● Working data:
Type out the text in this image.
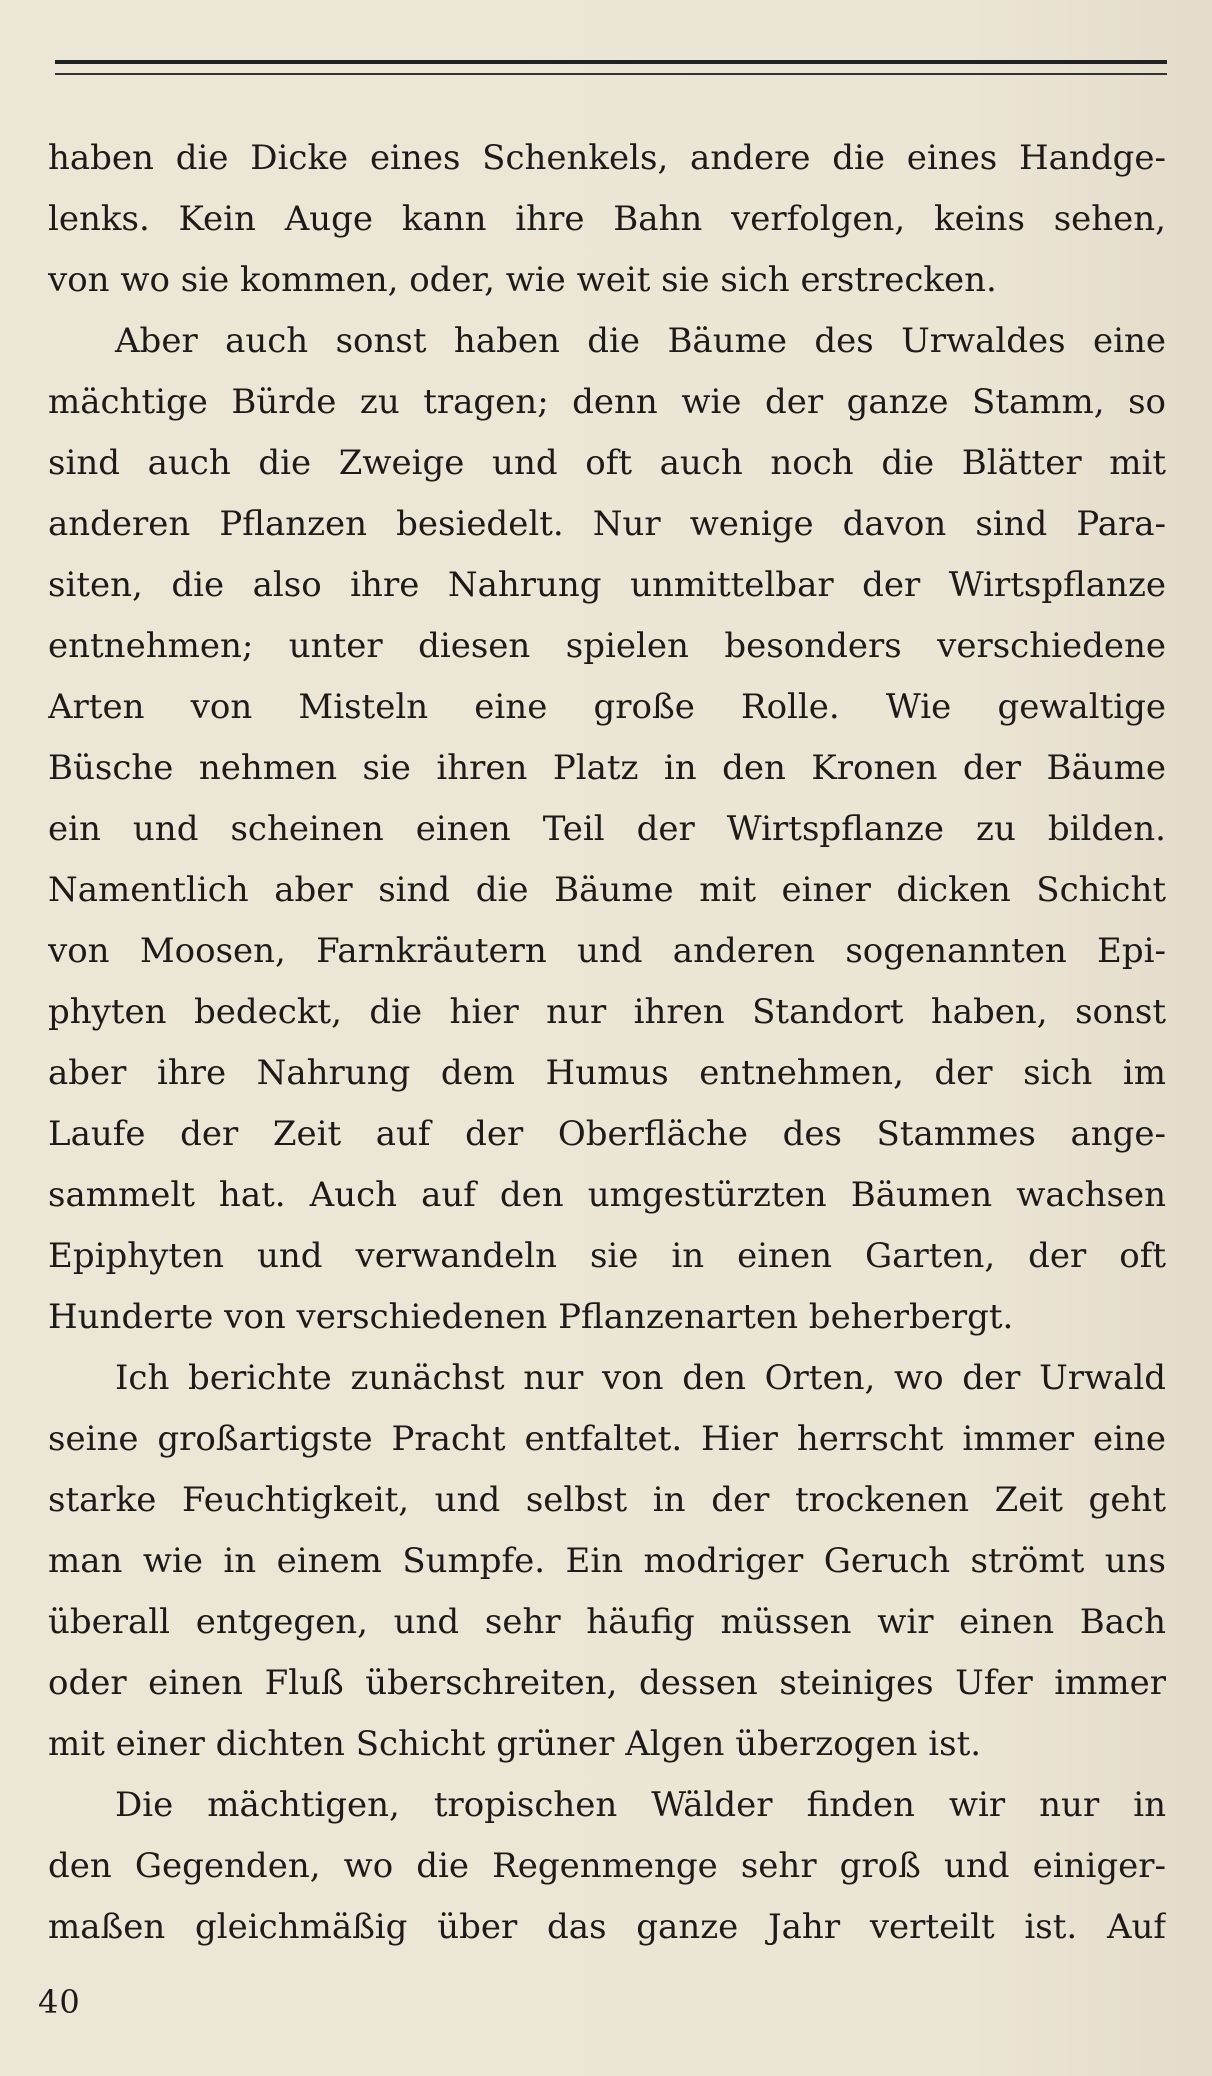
haben die Dicke eines Schenkels, andere die eines Handge-
lenks. Kein Auge kann ihre Bahn verfolgen, keins sehen,
von wo sie kommen, oder, wie weit sie sich erstrecken.
Aber auch sonst haben die Bäume des Urwaldes eine
mächtige Bürde zu tragen; denn wie der ganze Stamm, so
sind auch die Zweige und oft auch noch die Blätter mit
anderen Pflanzen besiedelt. Nur wenige davon sind Para-
siten, die also ihre Nahrung unmittelbar der Wirtspflanze
entnehmen; unter diesen spielen besonders verschiedene
Arten von Misteln eine große Rolle. Wie gewaltige
Büsche nehmen sie ihren Platz in den Kronen der Bäume
ein und scheinen einen Teil der Wirtspflanze zu bilden.
Namentlich aber sind die Bäume mit einer dicken Schicht
von Moosen, Farnkräutern und anderen sogenannten Epi-
phyten bedeckt, die hier nur ihren Standort haben, sonst
aber ihre Nahrung dem Humus entnehmen, der sich im
Laufe der Zeit auf der Oberfläche des Stammes ange-
sammelt hat. Auch auf den umgestürzten Bäumen wachsen
Epiphyten und verwandeln sie in einen Garten, der oft
Hunderte von verschiedenen Pflanzenarten beherbergt.
Ich berichte zunächst nur von den Orten, wo der Urwald
seine großartigste Pracht entfaltet. Hier herrscht immer eine
starke Feuchtigkeit, und selbst in der trockenen Zeit geht
man wie in einem Sumpfe. Ein modriger Geruch strömt uns
überall entgegen, und sehr häufig müssen wir einen Bach
oder einen Fluß überschreiten, dessen steiniges Ufer immer
mit einer dichten Schicht grüner Algen überzogen ist.
Die mächtigen, tropischen Wälder finden wir nur in
den Gegenden, wo die Regenmenge sehr groß und einiger-
maßen gleichmäßig über das ganze Jahr verteilt ist. Auf
40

● Task instructions: Find the string "ihren" in the records, then copy each line where it occurs.

● Task solution:
Büsche nehmen sie ihren Platz in den Kronen der Bäume
phyten bedeckt, die hier nur ihren Standort haben, sonst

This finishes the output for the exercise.